→ **WHAT TO WORK ON**
Any picture among the records should be left out, please; retype the rest exactly.

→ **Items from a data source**
┏━━

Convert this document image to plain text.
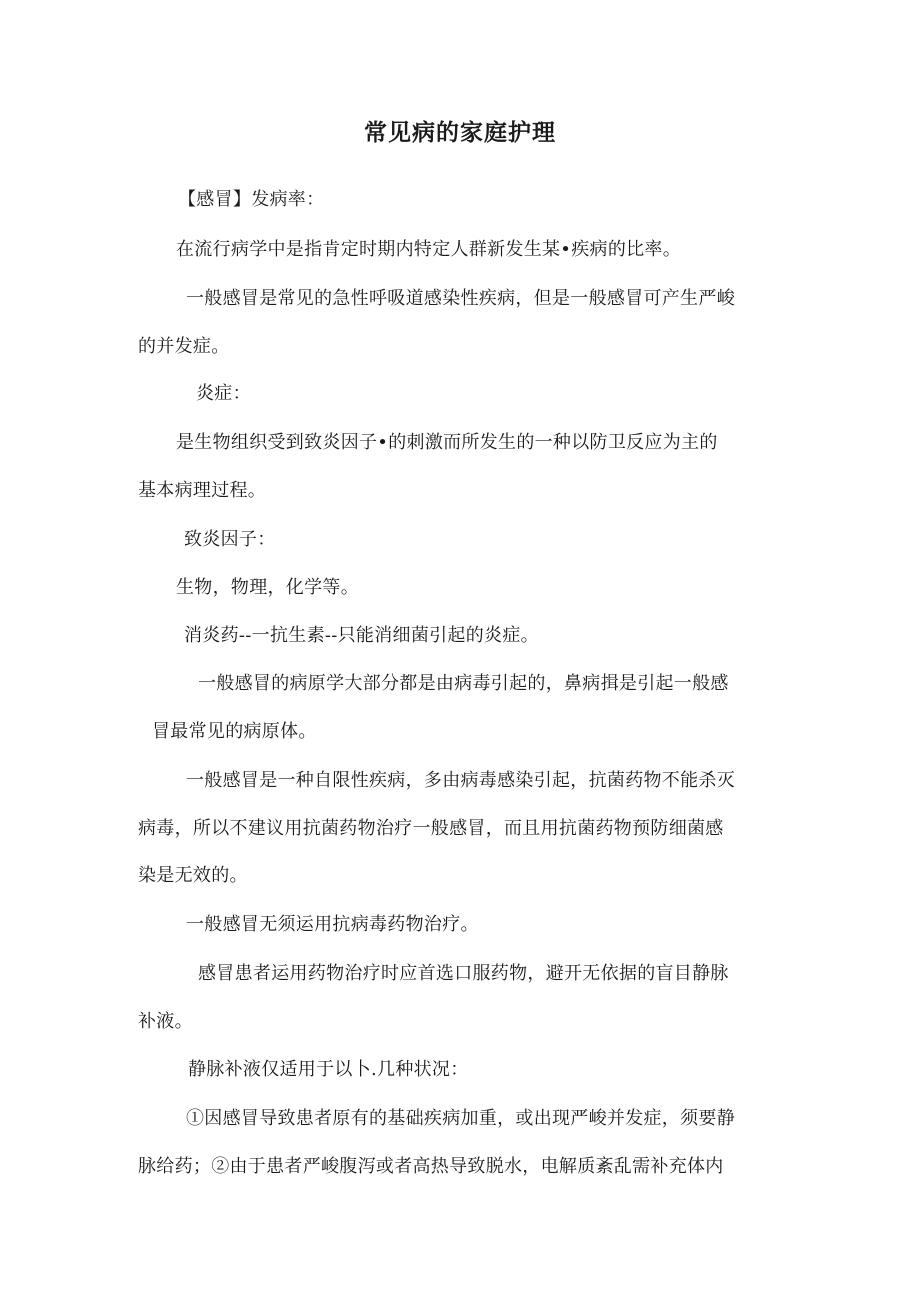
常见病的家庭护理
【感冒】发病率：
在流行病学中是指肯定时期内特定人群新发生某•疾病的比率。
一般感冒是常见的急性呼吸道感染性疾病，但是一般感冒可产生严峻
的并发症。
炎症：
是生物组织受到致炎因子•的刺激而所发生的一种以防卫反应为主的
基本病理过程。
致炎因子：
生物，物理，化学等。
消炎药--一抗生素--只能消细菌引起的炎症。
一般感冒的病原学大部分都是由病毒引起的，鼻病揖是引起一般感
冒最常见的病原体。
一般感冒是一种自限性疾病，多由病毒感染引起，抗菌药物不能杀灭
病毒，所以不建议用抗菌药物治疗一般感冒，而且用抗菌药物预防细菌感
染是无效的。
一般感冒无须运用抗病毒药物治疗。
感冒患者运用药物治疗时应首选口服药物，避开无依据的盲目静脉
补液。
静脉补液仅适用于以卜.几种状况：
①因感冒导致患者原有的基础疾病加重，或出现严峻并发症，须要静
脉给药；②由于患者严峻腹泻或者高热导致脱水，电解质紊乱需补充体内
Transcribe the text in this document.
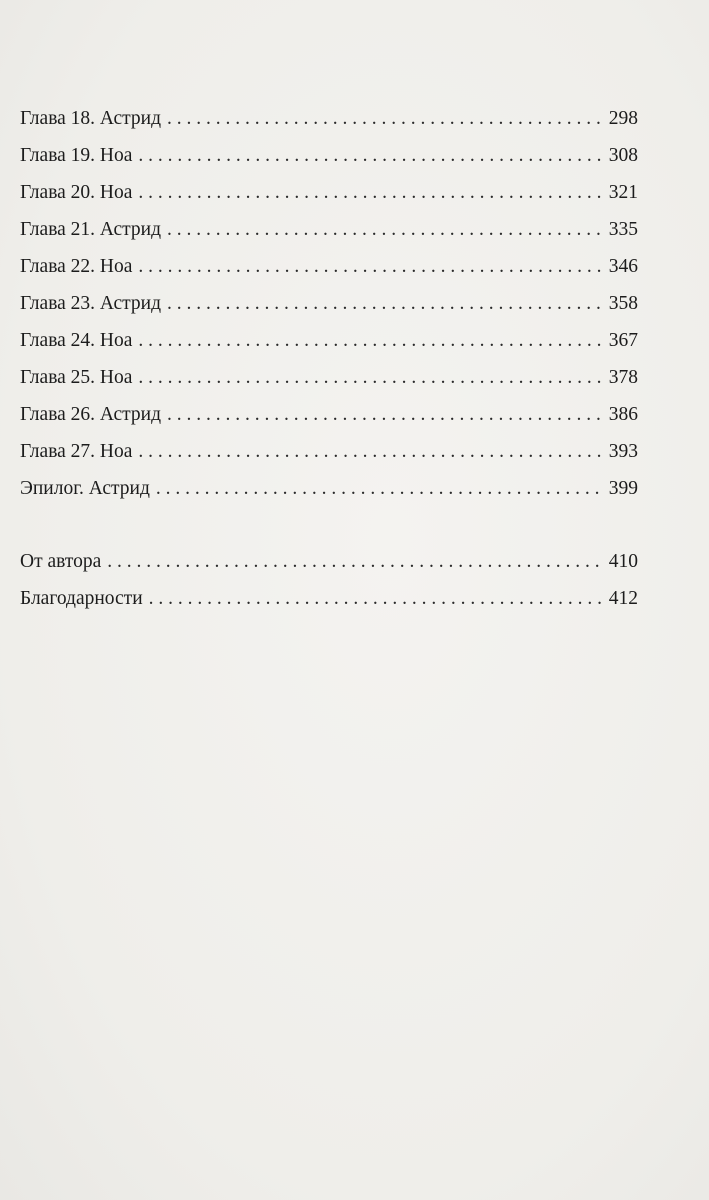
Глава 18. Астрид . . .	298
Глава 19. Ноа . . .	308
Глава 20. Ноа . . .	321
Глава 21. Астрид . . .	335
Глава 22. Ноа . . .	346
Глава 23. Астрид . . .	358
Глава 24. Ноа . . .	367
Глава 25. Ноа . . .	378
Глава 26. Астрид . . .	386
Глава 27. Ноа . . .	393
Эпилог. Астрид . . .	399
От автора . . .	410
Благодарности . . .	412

┗━━

→ **OUTPUT OF THE EXERCISE**
Convert this document image to plain text.
常见病的家庭护理
【感冒】发病率：
在流行病学中是指肯定时期内特定人群新发生某•疾病的比率。
一般感冒是常见的急性呼吸道感染性疾病，但是一般感冒可产生严峻
的并发症。
炎症：
是生物组织受到致炎因子•的刺激而所发生的一种以防卫反应为主的
基本病理过程。
致炎因子：
生物，物理，化学等。
消炎药--一抗生素--只能消细菌引起的炎症。
一般感冒的病原学大部分都是由病毒引起的，鼻病揖是引起一般感
冒最常见的病原体。
一般感冒是一种自限性疾病，多由病毒感染引起，抗菌药物不能杀灭
病毒，所以不建议用抗菌药物治疗一般感冒，而且用抗菌药物预防细菌感
染是无效的。
一般感冒无须运用抗病毒药物治疗。
感冒患者运用药物治疗时应首选口服药物，避开无依据的盲目静脉
补液。
静脉补液仅适用于以卜.几种状况：
①因感冒导致患者原有的基础疾病加重，或出现严峻并发症，须要静
脉给药；②由于患者严峻腹泻或者高热导致脱水，电解质紊乱需补充体内
Transcribe the text in this document.
Глава 18. Астрид . . .	298
Глава 19. Ноа . . .	308
Глава 20. Ноа . . .	321
Глава 21. Астрид . . .	335
Глава 22. Ноа . . .	346
Глава 23. Астрид . . .	358
Глава 24. Ноа . . .	367
Глава 25. Ноа . . .	378
Глава 26. Астрид . . .	386
Глава 27. Ноа . . .	393
Эпилог. Астрид . . .	399
От автора . . .	410
Благодарности . . .	412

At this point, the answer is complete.